[Data records]
────────────────────
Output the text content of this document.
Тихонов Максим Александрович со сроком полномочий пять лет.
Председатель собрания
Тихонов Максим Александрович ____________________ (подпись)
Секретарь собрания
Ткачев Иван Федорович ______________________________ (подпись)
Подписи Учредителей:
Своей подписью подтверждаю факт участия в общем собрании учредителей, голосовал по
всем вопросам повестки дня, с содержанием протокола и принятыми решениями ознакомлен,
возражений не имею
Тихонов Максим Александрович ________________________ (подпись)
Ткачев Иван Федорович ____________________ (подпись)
────────────────────
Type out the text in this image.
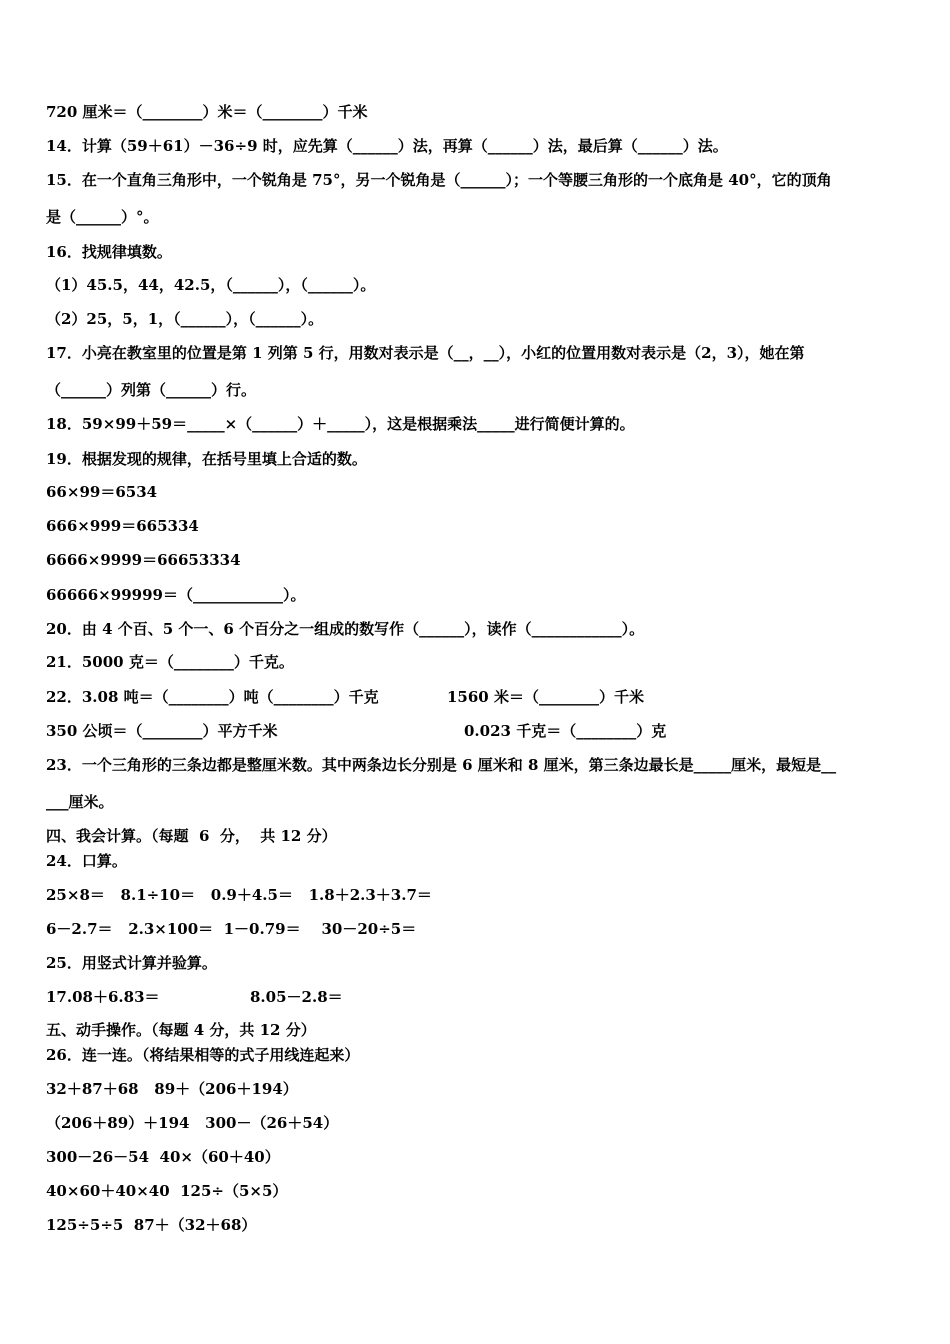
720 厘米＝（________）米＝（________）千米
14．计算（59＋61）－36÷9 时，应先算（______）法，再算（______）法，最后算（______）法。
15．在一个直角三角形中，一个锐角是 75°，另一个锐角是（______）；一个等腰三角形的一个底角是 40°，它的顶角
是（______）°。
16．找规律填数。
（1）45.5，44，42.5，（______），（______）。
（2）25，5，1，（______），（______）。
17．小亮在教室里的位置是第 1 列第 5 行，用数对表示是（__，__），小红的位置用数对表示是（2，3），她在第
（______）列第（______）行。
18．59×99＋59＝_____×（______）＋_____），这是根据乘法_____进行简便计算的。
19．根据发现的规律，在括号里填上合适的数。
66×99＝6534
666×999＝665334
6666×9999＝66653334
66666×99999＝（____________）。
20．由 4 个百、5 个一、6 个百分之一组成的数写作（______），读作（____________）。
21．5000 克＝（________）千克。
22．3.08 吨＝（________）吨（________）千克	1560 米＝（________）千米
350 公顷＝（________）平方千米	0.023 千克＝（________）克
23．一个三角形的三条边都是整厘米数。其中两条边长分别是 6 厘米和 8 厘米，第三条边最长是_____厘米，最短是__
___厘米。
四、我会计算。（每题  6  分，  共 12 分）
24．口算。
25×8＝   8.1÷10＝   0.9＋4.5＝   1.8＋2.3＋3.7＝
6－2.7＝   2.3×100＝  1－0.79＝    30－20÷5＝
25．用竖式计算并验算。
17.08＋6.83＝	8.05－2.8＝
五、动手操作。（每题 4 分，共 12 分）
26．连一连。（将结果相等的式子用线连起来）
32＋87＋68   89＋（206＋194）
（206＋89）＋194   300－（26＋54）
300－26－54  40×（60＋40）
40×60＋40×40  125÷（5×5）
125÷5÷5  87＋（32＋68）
────────────────────
**Stated problem**
Count how many lines above contain the word "Александрович". Reply with the number alone.

**The result**
3